=== WHAT THE TASK ASKS ===
Please transcribe the records precisely; pictures stay out of your copy.

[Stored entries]
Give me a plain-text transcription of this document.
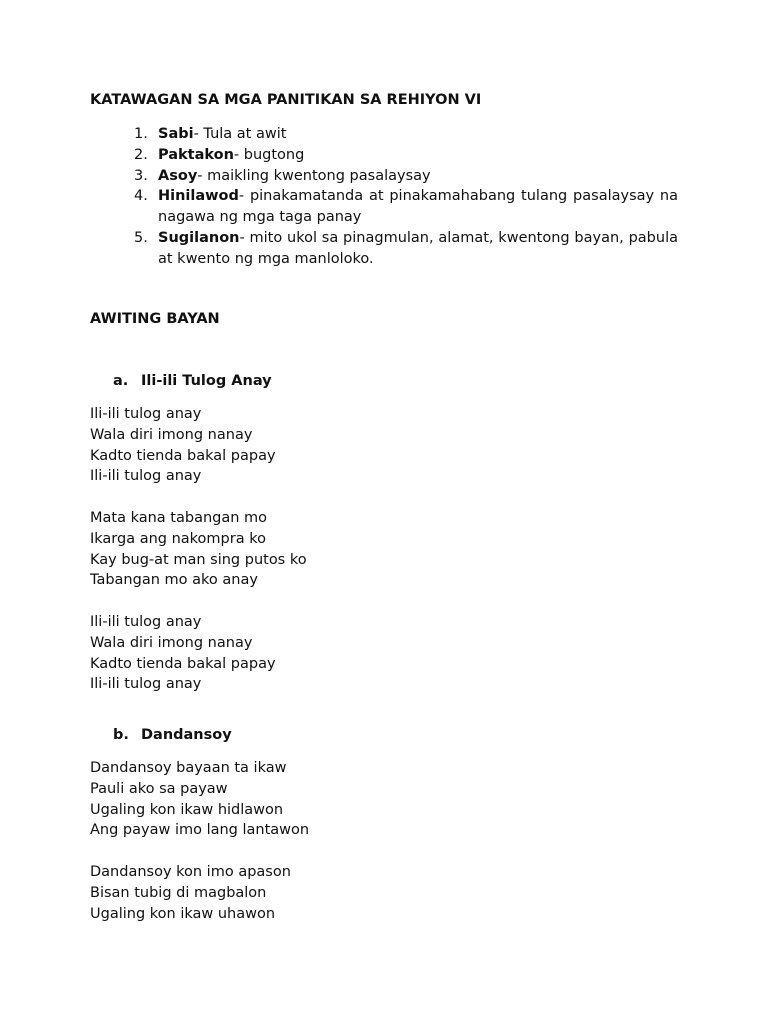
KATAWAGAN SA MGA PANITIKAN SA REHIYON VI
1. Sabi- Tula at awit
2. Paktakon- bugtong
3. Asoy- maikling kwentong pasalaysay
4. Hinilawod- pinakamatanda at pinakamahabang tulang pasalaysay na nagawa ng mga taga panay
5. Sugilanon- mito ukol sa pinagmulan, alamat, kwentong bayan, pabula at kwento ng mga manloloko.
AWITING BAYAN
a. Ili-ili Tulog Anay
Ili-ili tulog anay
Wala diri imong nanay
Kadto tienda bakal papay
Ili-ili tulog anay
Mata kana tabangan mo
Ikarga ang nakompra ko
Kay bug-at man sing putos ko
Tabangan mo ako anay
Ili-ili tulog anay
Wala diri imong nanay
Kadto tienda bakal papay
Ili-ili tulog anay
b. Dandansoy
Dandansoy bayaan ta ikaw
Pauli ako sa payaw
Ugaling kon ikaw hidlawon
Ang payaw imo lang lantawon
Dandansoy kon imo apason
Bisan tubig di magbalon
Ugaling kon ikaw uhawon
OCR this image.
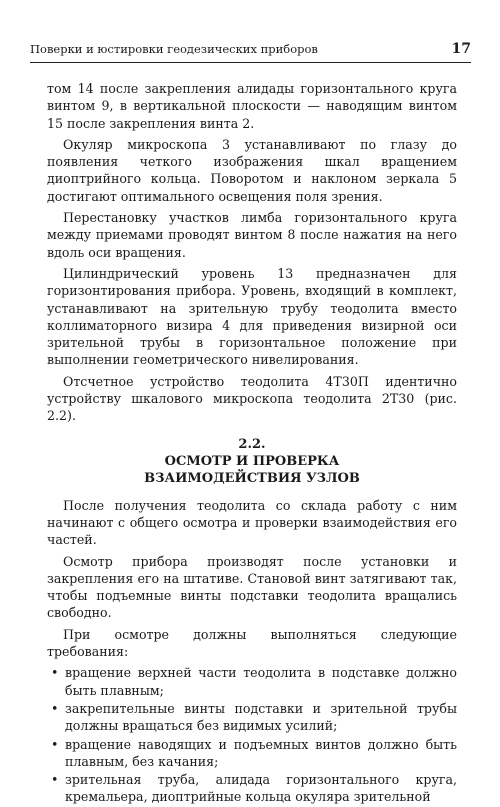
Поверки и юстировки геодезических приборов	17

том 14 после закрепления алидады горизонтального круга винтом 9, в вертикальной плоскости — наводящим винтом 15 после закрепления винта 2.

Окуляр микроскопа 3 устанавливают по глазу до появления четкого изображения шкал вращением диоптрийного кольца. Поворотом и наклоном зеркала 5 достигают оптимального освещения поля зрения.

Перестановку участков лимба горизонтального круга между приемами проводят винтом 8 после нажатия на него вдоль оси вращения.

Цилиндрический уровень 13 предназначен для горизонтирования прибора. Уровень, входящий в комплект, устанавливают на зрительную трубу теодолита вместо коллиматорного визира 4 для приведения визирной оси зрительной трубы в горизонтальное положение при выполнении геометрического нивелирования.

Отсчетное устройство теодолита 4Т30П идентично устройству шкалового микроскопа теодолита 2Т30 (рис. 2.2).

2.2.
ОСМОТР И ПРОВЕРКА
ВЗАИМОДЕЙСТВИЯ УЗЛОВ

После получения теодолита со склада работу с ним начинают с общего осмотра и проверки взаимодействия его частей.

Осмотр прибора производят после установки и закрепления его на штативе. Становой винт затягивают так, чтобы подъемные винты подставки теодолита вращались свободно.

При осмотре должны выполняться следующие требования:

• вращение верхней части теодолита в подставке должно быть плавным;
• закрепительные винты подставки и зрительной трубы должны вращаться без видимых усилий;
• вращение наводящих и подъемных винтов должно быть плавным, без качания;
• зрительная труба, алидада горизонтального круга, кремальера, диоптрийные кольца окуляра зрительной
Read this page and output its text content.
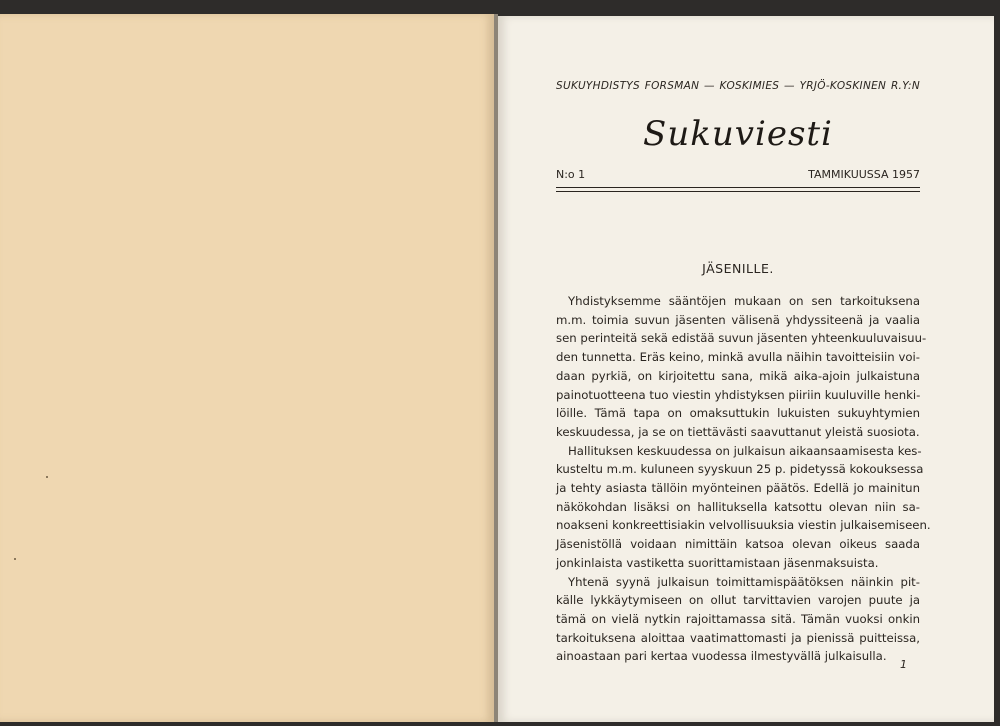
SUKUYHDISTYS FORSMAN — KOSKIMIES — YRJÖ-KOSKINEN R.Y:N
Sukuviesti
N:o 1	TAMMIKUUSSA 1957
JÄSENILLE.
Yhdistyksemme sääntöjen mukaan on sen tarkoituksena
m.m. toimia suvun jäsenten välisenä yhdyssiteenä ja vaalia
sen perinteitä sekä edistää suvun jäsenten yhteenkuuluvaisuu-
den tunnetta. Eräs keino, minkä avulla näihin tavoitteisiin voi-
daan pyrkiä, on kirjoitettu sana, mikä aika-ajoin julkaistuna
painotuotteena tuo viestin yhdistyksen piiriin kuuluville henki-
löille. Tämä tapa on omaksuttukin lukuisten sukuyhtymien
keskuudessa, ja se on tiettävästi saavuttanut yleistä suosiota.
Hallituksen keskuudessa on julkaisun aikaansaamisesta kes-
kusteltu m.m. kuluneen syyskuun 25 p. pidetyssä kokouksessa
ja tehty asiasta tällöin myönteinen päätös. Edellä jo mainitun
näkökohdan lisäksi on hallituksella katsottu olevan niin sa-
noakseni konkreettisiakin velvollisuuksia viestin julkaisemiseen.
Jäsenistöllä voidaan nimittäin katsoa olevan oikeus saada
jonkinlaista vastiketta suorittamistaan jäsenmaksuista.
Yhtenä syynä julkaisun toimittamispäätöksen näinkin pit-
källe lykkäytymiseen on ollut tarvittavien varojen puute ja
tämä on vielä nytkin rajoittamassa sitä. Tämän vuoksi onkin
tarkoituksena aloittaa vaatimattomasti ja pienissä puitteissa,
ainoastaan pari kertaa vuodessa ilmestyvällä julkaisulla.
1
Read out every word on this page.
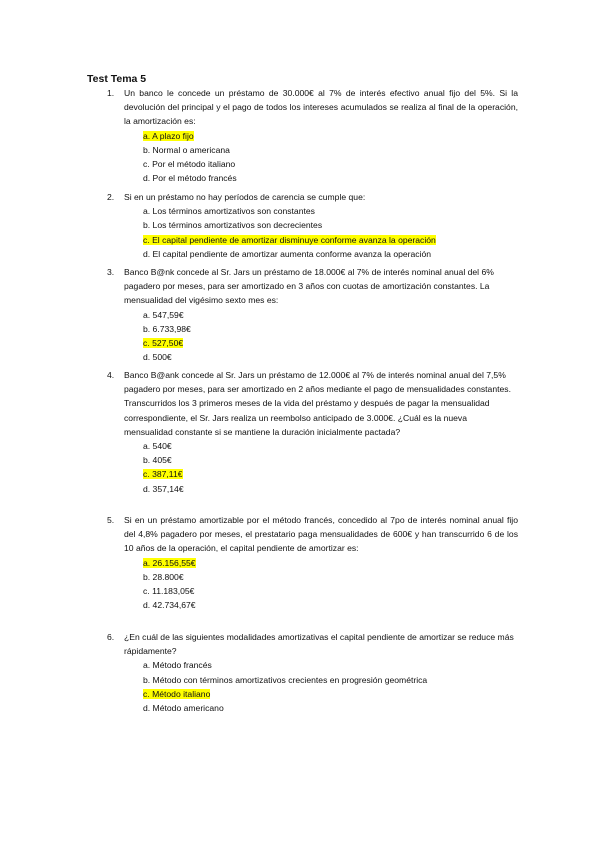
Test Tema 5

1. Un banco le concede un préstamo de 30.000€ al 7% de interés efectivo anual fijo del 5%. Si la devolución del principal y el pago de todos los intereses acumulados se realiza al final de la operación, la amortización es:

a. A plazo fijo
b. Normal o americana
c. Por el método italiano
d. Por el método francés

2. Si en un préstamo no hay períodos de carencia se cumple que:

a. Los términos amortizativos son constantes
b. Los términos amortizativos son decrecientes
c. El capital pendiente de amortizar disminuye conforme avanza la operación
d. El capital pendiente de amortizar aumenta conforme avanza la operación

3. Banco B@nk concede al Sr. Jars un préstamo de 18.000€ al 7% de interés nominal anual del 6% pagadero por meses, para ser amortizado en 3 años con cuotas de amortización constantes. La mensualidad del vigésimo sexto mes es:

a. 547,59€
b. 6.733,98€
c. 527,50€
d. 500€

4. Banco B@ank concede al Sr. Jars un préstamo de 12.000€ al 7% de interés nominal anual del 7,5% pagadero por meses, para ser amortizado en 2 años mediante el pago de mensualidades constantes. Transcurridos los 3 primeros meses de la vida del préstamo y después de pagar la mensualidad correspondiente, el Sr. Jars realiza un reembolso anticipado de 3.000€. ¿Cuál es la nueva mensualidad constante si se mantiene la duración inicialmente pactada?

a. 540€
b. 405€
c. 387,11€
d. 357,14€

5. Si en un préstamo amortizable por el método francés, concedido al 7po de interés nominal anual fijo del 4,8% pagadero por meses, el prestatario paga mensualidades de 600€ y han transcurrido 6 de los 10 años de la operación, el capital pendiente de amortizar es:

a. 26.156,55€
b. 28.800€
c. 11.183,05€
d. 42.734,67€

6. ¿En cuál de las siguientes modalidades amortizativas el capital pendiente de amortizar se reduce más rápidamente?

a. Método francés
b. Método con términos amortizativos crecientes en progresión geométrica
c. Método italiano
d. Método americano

=== COMPLETED EXERCISE ===
Give me a plain-text transcription of this document.
KATAWAGAN SA MGA PANITIKAN SA REHIYON VI
1. Sabi- Tula at awit
2. Paktakon- bugtong
3. Asoy- maikling kwentong pasalaysay
4. Hinilawod- pinakamatanda at pinakamahabang tulang pasalaysay na nagawa ng mga taga panay
5. Sugilanon- mito ukol sa pinagmulan, alamat, kwentong bayan, pabula at kwento ng mga manloloko.
AWITING BAYAN
a. Ili-ili Tulog Anay
Ili-ili tulog anay
Wala diri imong nanay
Kadto tienda bakal papay
Ili-ili tulog anay
Mata kana tabangan mo
Ikarga ang nakompra ko
Kay bug-at man sing putos ko
Tabangan mo ako anay
Ili-ili tulog anay
Wala diri imong nanay
Kadto tienda bakal papay
Ili-ili tulog anay
b. Dandansoy
Dandansoy bayaan ta ikaw
Pauli ako sa payaw
Ugaling kon ikaw hidlawon
Ang payaw imo lang lantawon
Dandansoy kon imo apason
Bisan tubig di magbalon
Ugaling kon ikaw uhawon
OCR this image.
Поверки и юстировки геодезических приборов	17

том 14 после закрепления алидады горизонтального круга винтом 9, в вертикальной плоскости — наводящим винтом 15 после закрепления винта 2.

Окуляр микроскопа 3 устанавливают по глазу до появления четкого изображения шкал вращением диоптрийного кольца. Поворотом и наклоном зеркала 5 достигают оптимального освещения поля зрения.

Перестановку участков лимба горизонтального круга между приемами проводят винтом 8 после нажатия на него вдоль оси вращения.

Цилиндрический уровень 13 предназначен для горизонтирования прибора. Уровень, входящий в комплект, устанавливают на зрительную трубу теодолита вместо коллиматорного визира 4 для приведения визирной оси зрительной трубы в горизонтальное положение при выполнении геометрического нивелирования.

Отсчетное устройство теодолита 4Т30П идентично устройству шкалового микроскопа теодолита 2Т30 (рис. 2.2).

2.2.
ОСМОТР И ПРОВЕРКА
ВЗАИМОДЕЙСТВИЯ УЗЛОВ

После получения теодолита со склада работу с ним начинают с общего осмотра и проверки взаимодействия его частей.

Осмотр прибора производят после установки и закрепления его на штативе. Становой винт затягивают так, чтобы подъемные винты подставки теодолита вращались свободно.

При осмотре должны выполняться следующие требования:

• вращение верхней части теодолита в подставке должно быть плавным;
• закрепительные винты подставки и зрительной трубы должны вращаться без видимых усилий;
• вращение наводящих и подъемных винтов должно быть плавным, без качания;
• зрительная труба, алидада горизонтального круга, кремальера, диоптрийные кольца окуляра зрительной
Read this page and output its text content.
SUKUYHDISTYS FORSMAN — KOSKIMIES — YRJÖ-KOSKINEN R.Y:N
Sukuviesti
N:o 1	TAMMIKUUSSA 1957
JÄSENILLE.
Yhdistyksemme sääntöjen mukaan on sen tarkoituksena
m.m. toimia suvun jäsenten välisenä yhdyssiteenä ja vaalia
sen perinteitä sekä edistää suvun jäsenten yhteenkuuluvaisuu-
den tunnetta. Eräs keino, minkä avulla näihin tavoitteisiin voi-
daan pyrkiä, on kirjoitettu sana, mikä aika-ajoin julkaistuna
painotuotteena tuo viestin yhdistyksen piiriin kuuluville henki-
löille. Tämä tapa on omaksuttukin lukuisten sukuyhtymien
keskuudessa, ja se on tiettävästi saavuttanut yleistä suosiota.
Hallituksen keskuudessa on julkaisun aikaansaamisesta kes-
kusteltu m.m. kuluneen syyskuun 25 p. pidetyssä kokouksessa
ja tehty asiasta tällöin myönteinen päätös. Edellä jo mainitun
näkökohdan lisäksi on hallituksella katsottu olevan niin sa-
noakseni konkreettisiakin velvollisuuksia viestin julkaisemiseen.
Jäsenistöllä voidaan nimittäin katsoa olevan oikeus saada
jonkinlaista vastiketta suorittamistaan jäsenmaksuista.
Yhtenä syynä julkaisun toimittamispäätöksen näinkin pit-
källe lykkäytymiseen on ollut tarvittavien varojen puute ja
tämä on vielä nytkin rajoittamassa sitä. Tämän vuoksi onkin
tarkoituksena aloittaa vaatimattomasti ja pienissä puitteissa,
ainoastaan pari kertaa vuodessa ilmestyvällä julkaisulla.
1
Read out every word on this page.
Test Tema 5

1. Un banco le concede un préstamo de 30.000€ al 7% de interés efectivo anual fijo del 5%. Si la devolución del principal y el pago de todos los intereses acumulados se realiza al final de la operación, la amortización es:

a. A plazo fijo
b. Normal o americana
c. Por el método italiano
d. Por el método francés

2. Si en un préstamo no hay períodos de carencia se cumple que:

a. Los términos amortizativos son constantes
b. Los términos amortizativos son decrecientes
c. El capital pendiente de amortizar disminuye conforme avanza la operación
d. El capital pendiente de amortizar aumenta conforme avanza la operación

3. Banco B@nk concede al Sr. Jars un préstamo de 18.000€ al 7% de interés nominal anual del 6% pagadero por meses, para ser amortizado en 3 años con cuotas de amortización constantes. La mensualidad del vigésimo sexto mes es:

a. 547,59€
b. 6.733,98€
c. 527,50€
d. 500€

4. Banco B@ank concede al Sr. Jars un préstamo de 12.000€ al 7% de interés nominal anual del 7,5% pagadero por meses, para ser amortizado en 2 años mediante el pago de mensualidades constantes. Transcurridos los 3 primeros meses de la vida del préstamo y después de pagar la mensualidad correspondiente, el Sr. Jars realiza un reembolso anticipado de 3.000€. ¿Cuál es la nueva mensualidad constante si se mantiene la duración inicialmente pactada?

a. 540€
b. 405€
c. 387,11€
d. 357,14€

5. Si en un préstamo amortizable por el método francés, concedido al 7po de interés nominal anual fijo del 4,8% pagadero por meses, el prestatario paga mensualidades de 600€ y han transcurrido 6 de los 10 años de la operación, el capital pendiente de amortizar es:

a. 26.156,55€
b. 28.800€
c. 11.183,05€
d. 42.734,67€

6. ¿En cuál de las siguientes modalidades amortizativas el capital pendiente de amortizar se reduce más rápidamente?

a. Método francés
b. Método con términos amortizativos crecientes en progresión geométrica
c. Método italiano
d. Método americano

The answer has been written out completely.